| TASK OBJECTIVE |
Every line of the material is to be quoted verbatim, minus the pictures.

** start of STORED RECORDS **

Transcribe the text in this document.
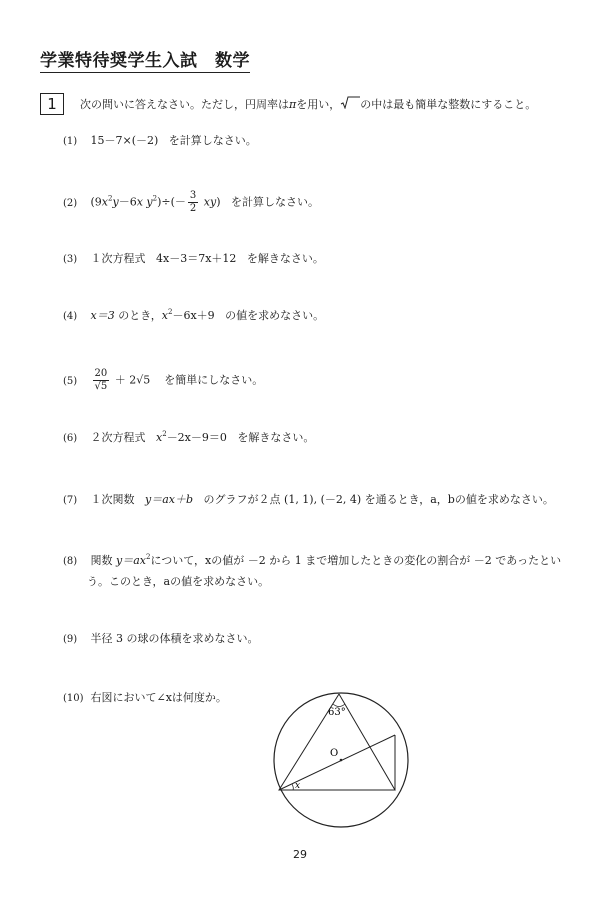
学業特待奨学生入試　数学
1	次の問いに答えなさい。ただし，円周率はπを用い， の中は最も簡単な整数にすること。
(1) 15－7×(－2) を計算しなさい。
(2) ($9x^2y-6x$ $y^2)\div(- \frac{3}{2} xy)$ を計算しなさい。
(3) １次方程式 4x－3＝7x＋12 を解きなさい。
(4) x＝3 のとき，$x^2-6x+9$ の値を求めなさい。
$(5) \frac{20}{√5} + 2√5$ を簡単にしなさい。
(6) ２次方程式 $x^2-2x-9=0$ を解きなさい。
(7) １次関数 y＝ax＋b のグラフが２点 (1, 1), (－2, 4) を通るとき，a，bの値を求めなさい。
(8) 関数 $y=ax^2$について，xの値が －2 から 1 まで増加したときの変化の割合が －2 であったとい
う。このとき，aの値を求めなさい。
(9) 半径 3 の球の体積を求めなさい。
(10) 右図において∠xは何度か。
63°
O
x
29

** end of STORED RECORDS **

| REPLY TO THE EXERCISE |
Transcribe the text in this document.
学業特待奨学生入試　数学
1	次の問いに答えなさい。ただし，円周率はπを用い， の中は最も簡単な整数にすること。
(1) 15－7×(－2) を計算しなさい。
(2) ($9x^2y-6x$ $y^2)\div(- \frac{3}{2} xy)$ を計算しなさい。
(3) １次方程式 4x－3＝7x＋12 を解きなさい。
(4) x＝3 のとき，$x^2-6x+9$ の値を求めなさい。
$(5) \frac{20}{√5} + 2√5$ を簡単にしなさい。
(6) ２次方程式 $x^2-2x-9=0$ を解きなさい。
(7) １次関数 y＝ax＋b のグラフが２点 (1, 1), (－2, 4) を通るとき，a，bの値を求めなさい。
(8) 関数 $y=ax^2$について，xの値が －2 から 1 まで増加したときの変化の割合が －2 であったとい
う。このとき，aの値を求めなさい。
(9) 半径 3 の球の体積を求めなさい。
(10) 右図において∠xは何度か。
63°
O
x
29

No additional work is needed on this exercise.